DO THIS: Omit every picture and output the rest of the records exactly as they are.

Records contained in a dataset:
-- Begin --
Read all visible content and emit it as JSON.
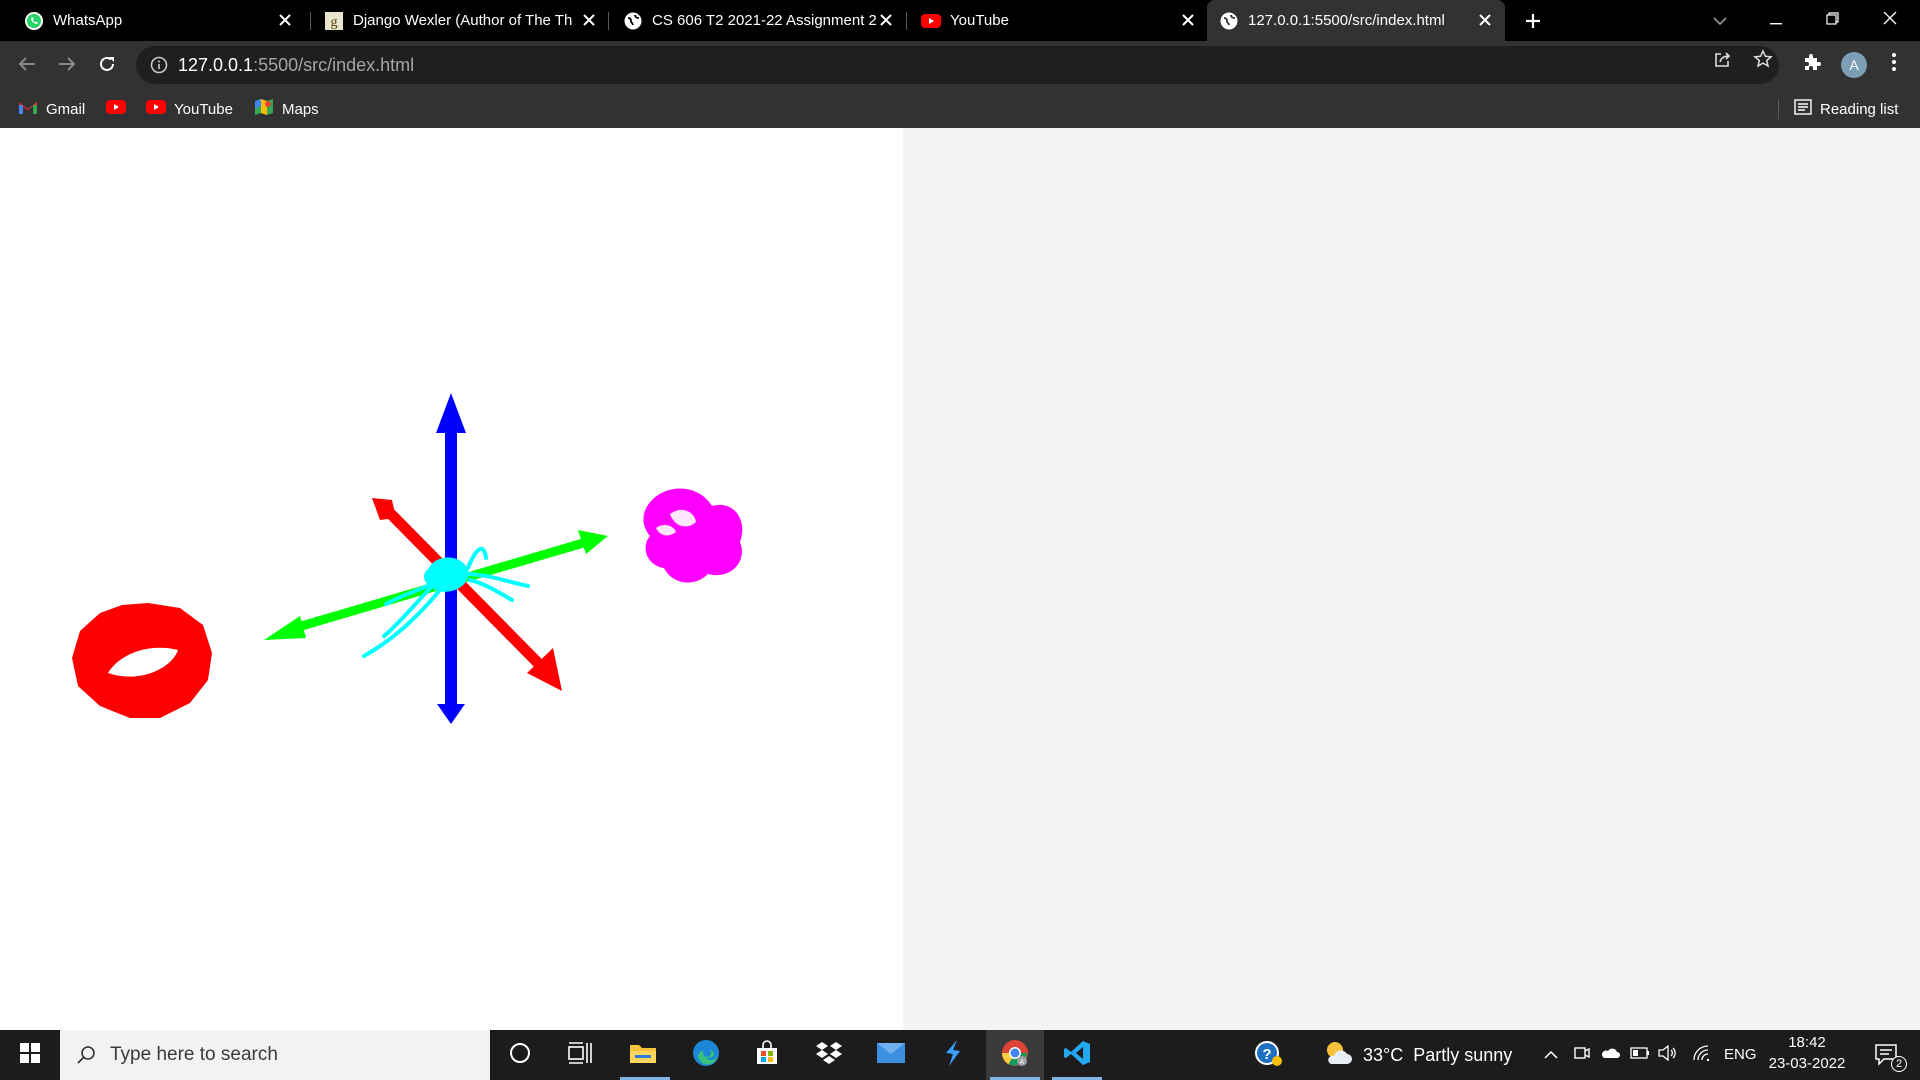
{
  "browser": {
    "tabs": [
      {
        "title": "WhatsApp",
        "icon": "whatsapp-icon"
      },
      {
        "title": "Django Wexler (Author of The Th",
        "icon": "goodreads-icon"
      },
      {
        "title": "CS 606 T2 2021-22 Assignment 2",
        "icon": "globe-icon"
      },
      {
        "title": "YouTube",
        "icon": "youtube-icon"
      },
      {
        "title": "127.0.0.1:5500/src/index.html",
        "icon": "globe-icon",
        "active": true
      }
    ],
    "address": {
      "host": "127.0.0.1",
      "path": ":5500/src/index.html"
    },
    "profile_initial": "A",
    "bookmarks": [
      {
        "label": "Gmail",
        "icon": "gmail-icon"
      },
      {
        "label": "",
        "icon": "youtube-icon"
      },
      {
        "label": "YouTube",
        "icon": "youtube-icon"
      },
      {
        "label": "Maps",
        "icon": "maps-icon"
      }
    ],
    "reading_list": "Reading list"
  },
  "scene": {
    "objects": [
      "red-torus",
      "axes-helper",
      "cyan-model",
      "magenta-knot"
    ],
    "colors": {
      "x_axis": "#ff0000",
      "y_axis": "#0000ff",
      "z_axis": "#00ff00",
      "model": "#00ffff",
      "knot": "#ff00ff",
      "torus": "#ff0000"
    }
  },
  "taskbar": {
    "search_placeholder": "Type here to search",
    "weather": "33°C  Partly sunny",
    "language": "ENG",
    "time": "18:42",
    "date": "23-03-2022",
    "notification_count": "2"
  }
}
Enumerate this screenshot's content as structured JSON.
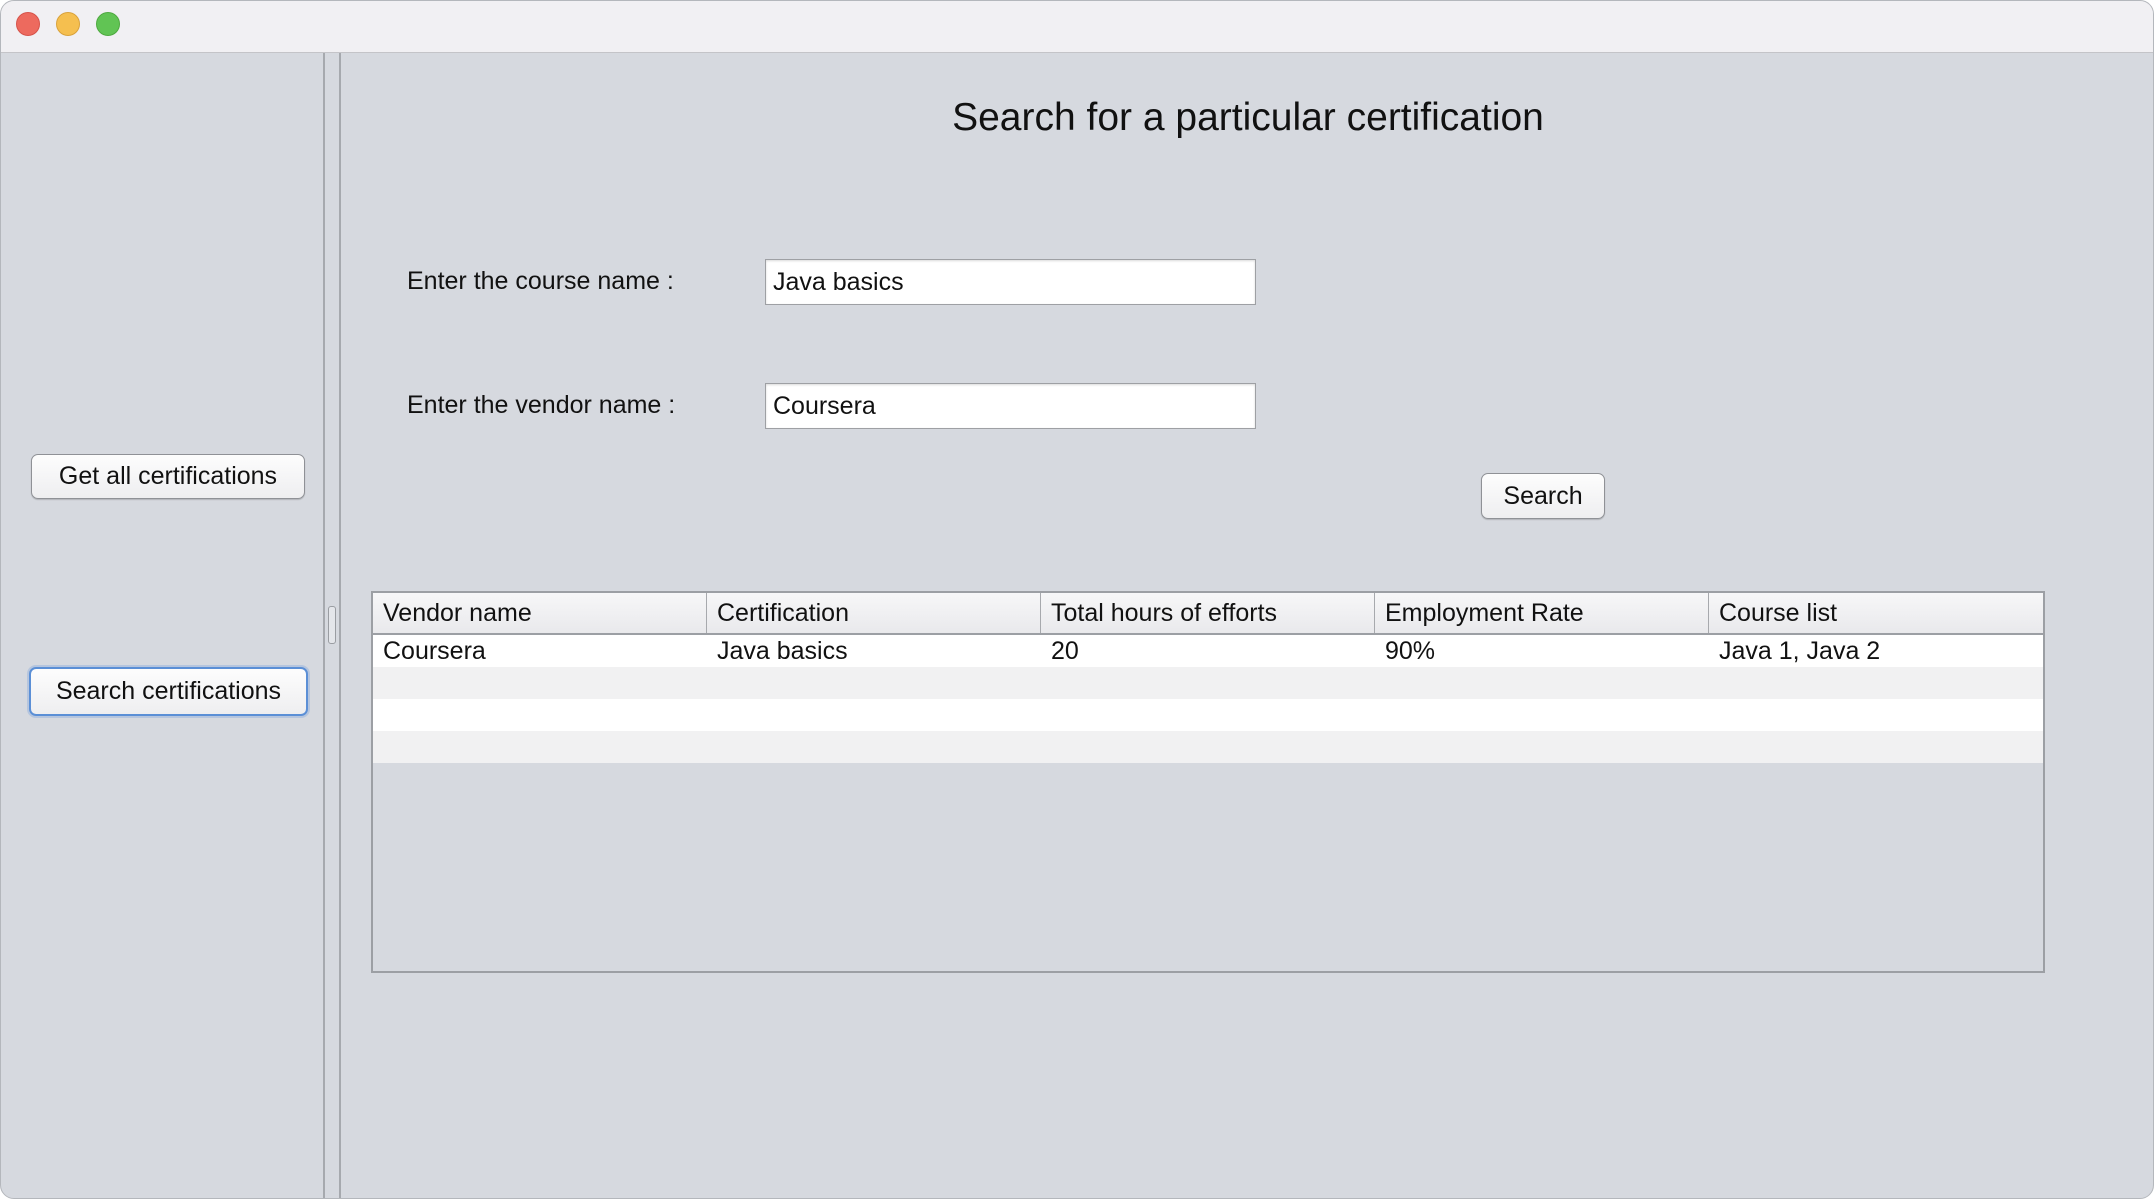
{
  "window": {
    "controls": [
      "close",
      "minimize",
      "zoom"
    ]
  },
  "sidebar": {
    "get_all_label": "Get all certifications",
    "search_certs_label": "Search certifications"
  },
  "main": {
    "title": "Search for a particular certification",
    "course_label": "Enter the course name :",
    "course_value": "Java basics",
    "vendor_label": "Enter the vendor name :",
    "vendor_value": "Coursera",
    "search_label": "Search"
  },
  "table": {
    "columns": [
      "Vendor name",
      "Certification",
      "Total hours of efforts",
      "Employment Rate",
      "Course list"
    ],
    "rows": [
      [
        "Coursera",
        "Java basics",
        "20",
        "90%",
        "Java 1, Java 2"
      ],
      [
        "",
        "",
        "",
        "",
        ""
      ],
      [
        "",
        "",
        "",
        "",
        ""
      ],
      [
        "",
        "",
        "",
        "",
        ""
      ]
    ]
  },
  "colors": {
    "background": "#d6d9df",
    "titlebar": "#f1f0f3",
    "close": "#ed6a5e",
    "minimize": "#f5bf4f",
    "zoom": "#61c454",
    "focus_ring": "#5b8fd6"
  }
}
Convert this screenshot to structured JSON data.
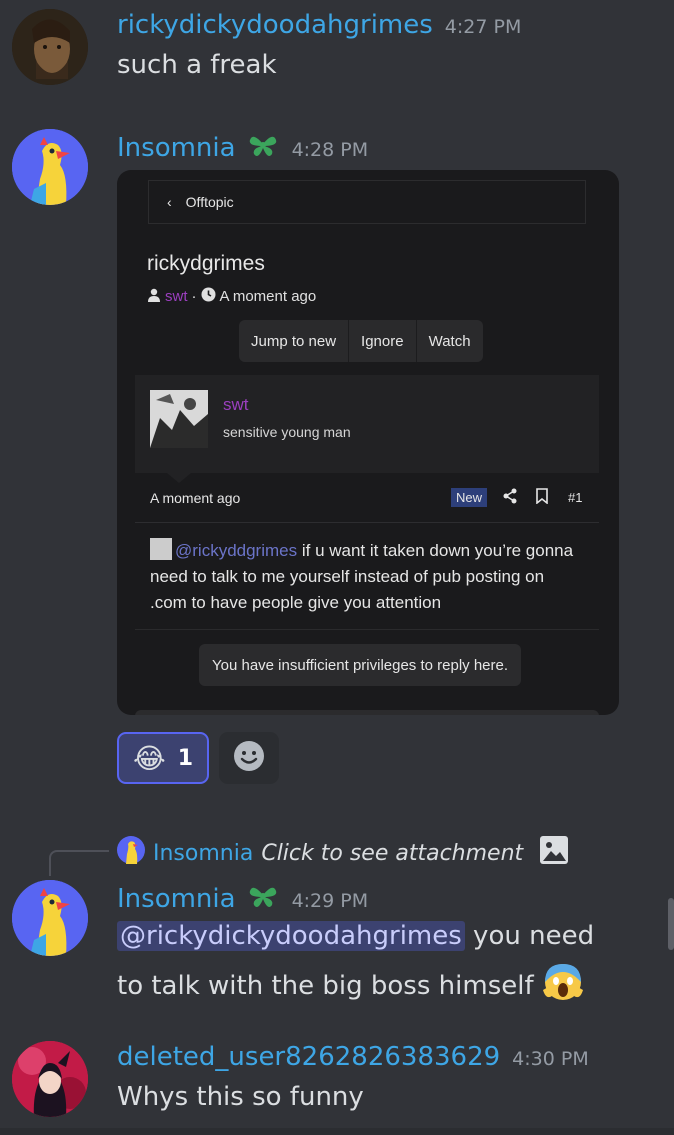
{
  "messages": [
    {
      "username": "rickydickydoodahgrimes",
      "time": "4:27 PM",
      "text": "such a freak"
    },
    {
      "username": "Insomnia",
      "time": "4:28 PM"
    },
    {
      "username": "Insomnia",
      "time": "4:29 PM",
      "mention": "@rickydickydoodahgrimes",
      "text_after_mention": " you need",
      "text_line2": "to talk with the big boss himself"
    },
    {
      "username": "deleted_user8262826383629",
      "time": "4:30 PM",
      "text": "Whys this so funny"
    }
  ],
  "embed": {
    "breadcrumb": "Offtopic",
    "thread_title": "rickydgrimes",
    "author": "swt",
    "meta_separator": "·",
    "posted": "A moment ago",
    "buttons": [
      "Jump to new",
      "Ignore",
      "Watch"
    ],
    "user_name": "swt",
    "user_bio": "sensitive young man",
    "post_time": "A moment ago",
    "new_badge": "New",
    "post_number": "#1",
    "post_mention": "@rickyddgrimes",
    "post_body": " if u want it taken down you’re gonna need to talk to me yourself instead of pub posting on .com to have people give you attention",
    "notice": "You have insufficient privileges to reply here."
  },
  "reaction": {
    "emoji": "😂",
    "count": "1"
  },
  "reply_preview": {
    "username": "Insomnia",
    "text": "Click to see attachment"
  },
  "icons": [
    "clover-badge-icon",
    "add-reaction-icon",
    "image-icon",
    "share-icon",
    "bookmark-icon"
  ],
  "colors": {
    "username": "#3ea6e5",
    "background": "#313338",
    "accent": "#5865f2"
  }
}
-- End --
CORRECT RESPONSE:
Read all visible content and emit it as JSON.
{
  "browser": {
    "tabs": [
      {
        "title": "WhatsApp",
        "icon": "whatsapp-icon"
      },
      {
        "title": "Django Wexler (Author of The Th",
        "icon": "goodreads-icon"
      },
      {
        "title": "CS 606 T2 2021-22 Assignment 2",
        "icon": "globe-icon"
      },
      {
        "title": "YouTube",
        "icon": "youtube-icon"
      },
      {
        "title": "127.0.0.1:5500/src/index.html",
        "icon": "globe-icon",
        "active": true
      }
    ],
    "address": {
      "host": "127.0.0.1",
      "path": ":5500/src/index.html"
    },
    "profile_initial": "A",
    "bookmarks": [
      {
        "label": "Gmail",
        "icon": "gmail-icon"
      },
      {
        "label": "",
        "icon": "youtube-icon"
      },
      {
        "label": "YouTube",
        "icon": "youtube-icon"
      },
      {
        "label": "Maps",
        "icon": "maps-icon"
      }
    ],
    "reading_list": "Reading list"
  },
  "scene": {
    "objects": [
      "red-torus",
      "axes-helper",
      "cyan-model",
      "magenta-knot"
    ],
    "colors": {
      "x_axis": "#ff0000",
      "y_axis": "#0000ff",
      "z_axis": "#00ff00",
      "model": "#00ffff",
      "knot": "#ff00ff",
      "torus": "#ff0000"
    }
  },
  "taskbar": {
    "search_placeholder": "Type here to search",
    "weather": "33°C  Partly sunny",
    "language": "ENG",
    "time": "18:42",
    "date": "23-03-2022",
    "notification_count": "2"
  }
}
Enumerate this screenshot's content as structured JSON.
{
  "window": {
    "controls": [
      "close",
      "minimize",
      "zoom"
    ]
  },
  "sidebar": {
    "get_all_label": "Get all certifications",
    "search_certs_label": "Search certifications"
  },
  "main": {
    "title": "Search for a particular certification",
    "course_label": "Enter the course name :",
    "course_value": "Java basics",
    "vendor_label": "Enter the vendor name :",
    "vendor_value": "Coursera",
    "search_label": "Search"
  },
  "table": {
    "columns": [
      "Vendor name",
      "Certification",
      "Total hours of efforts",
      "Employment Rate",
      "Course list"
    ],
    "rows": [
      [
        "Coursera",
        "Java basics",
        "20",
        "90%",
        "Java 1, Java 2"
      ],
      [
        "",
        "",
        "",
        "",
        ""
      ],
      [
        "",
        "",
        "",
        "",
        ""
      ],
      [
        "",
        "",
        "",
        "",
        ""
      ]
    ]
  },
  "colors": {
    "background": "#d6d9df",
    "titlebar": "#f1f0f3",
    "close": "#ed6a5e",
    "minimize": "#f5bf4f",
    "zoom": "#61c454",
    "focus_ring": "#5b8fd6"
  }
}
Convert this screenshot to structured JSON data.
{
  "messages": [
    {
      "username": "rickydickydoodahgrimes",
      "time": "4:27 PM",
      "text": "such a freak"
    },
    {
      "username": "Insomnia",
      "time": "4:28 PM"
    },
    {
      "username": "Insomnia",
      "time": "4:29 PM",
      "mention": "@rickydickydoodahgrimes",
      "text_after_mention": " you need",
      "text_line2": "to talk with the big boss himself"
    },
    {
      "username": "deleted_user8262826383629",
      "time": "4:30 PM",
      "text": "Whys this so funny"
    }
  ],
  "embed": {
    "breadcrumb": "Offtopic",
    "thread_title": "rickydgrimes",
    "author": "swt",
    "meta_separator": "·",
    "posted": "A moment ago",
    "buttons": [
      "Jump to new",
      "Ignore",
      "Watch"
    ],
    "user_name": "swt",
    "user_bio": "sensitive young man",
    "post_time": "A moment ago",
    "new_badge": "New",
    "post_number": "#1",
    "post_mention": "@rickyddgrimes",
    "post_body": " if u want it taken down you’re gonna need to talk to me yourself instead of pub posting on .com to have people give you attention",
    "notice": "You have insufficient privileges to reply here."
  },
  "reaction": {
    "emoji": "😂",
    "count": "1"
  },
  "reply_preview": {
    "username": "Insomnia",
    "text": "Click to see attachment"
  },
  "icons": [
    "clover-badge-icon",
    "add-reaction-icon",
    "image-icon",
    "share-icon",
    "bookmark-icon"
  ],
  "colors": {
    "username": "#3ea6e5",
    "background": "#313338",
    "accent": "#5865f2"
  }
}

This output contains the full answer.